Extract every entry word for word.

(Saved entries)
*****
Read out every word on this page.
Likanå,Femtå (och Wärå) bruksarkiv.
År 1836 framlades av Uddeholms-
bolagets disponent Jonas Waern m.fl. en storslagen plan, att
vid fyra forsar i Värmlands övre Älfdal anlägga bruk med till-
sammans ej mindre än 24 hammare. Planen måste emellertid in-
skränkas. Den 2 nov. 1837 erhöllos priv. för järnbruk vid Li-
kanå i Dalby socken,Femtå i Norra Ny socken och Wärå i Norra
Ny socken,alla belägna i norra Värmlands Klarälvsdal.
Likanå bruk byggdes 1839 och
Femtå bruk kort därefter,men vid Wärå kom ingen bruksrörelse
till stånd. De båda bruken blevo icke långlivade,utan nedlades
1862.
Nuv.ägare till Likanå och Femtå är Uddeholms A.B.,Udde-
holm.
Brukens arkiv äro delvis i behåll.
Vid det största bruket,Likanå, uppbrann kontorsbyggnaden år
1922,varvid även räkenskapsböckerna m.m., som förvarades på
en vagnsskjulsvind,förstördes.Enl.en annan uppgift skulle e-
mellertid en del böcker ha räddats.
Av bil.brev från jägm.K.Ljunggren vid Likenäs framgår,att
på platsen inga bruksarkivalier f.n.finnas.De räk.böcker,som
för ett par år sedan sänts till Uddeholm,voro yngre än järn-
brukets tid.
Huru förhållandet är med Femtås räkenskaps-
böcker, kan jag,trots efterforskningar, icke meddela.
*****
TASK OUTPUT
Read out every word on this page.
Likanå,Femtå (och Wärå) bruksarkiv.
År 1836 framlades av Uddeholms-
bolagets disponent Jonas Waern m.fl. en storslagen plan, att
vid fyra forsar i Värmlands övre Älfdal anlägga bruk med till-
sammans ej mindre än 24 hammare. Planen måste emellertid in-
skränkas. Den 2 nov. 1837 erhöllos priv. för järnbruk vid Li-
kanå i Dalby socken,Femtå i Norra Ny socken och Wärå i Norra
Ny socken,alla belägna i norra Värmlands Klarälvsdal.
Likanå bruk byggdes 1839 och
Femtå bruk kort därefter,men vid Wärå kom ingen bruksrörelse
till stånd. De båda bruken blevo icke långlivade,utan nedlades
1862.
Nuv.ägare till Likanå och Femtå är Uddeholms A.B.,Udde-
holm.
Brukens arkiv äro delvis i behåll.
Vid det största bruket,Likanå, uppbrann kontorsbyggnaden år
1922,varvid även räkenskapsböckerna m.m., som förvarades på
en vagnsskjulsvind,förstördes.Enl.en annan uppgift skulle e-
mellertid en del böcker ha räddats.
Av bil.brev från jägm.K.Ljunggren vid Likenäs framgår,att
på platsen inga bruksarkivalier f.n.finnas.De räk.böcker,som
för ett par år sedan sänts till Uddeholm,voro yngre än järn-
brukets tid.
Huru förhållandet är med Femtås räkenskaps-
böcker, kan jag,trots efterforskningar, icke meddela.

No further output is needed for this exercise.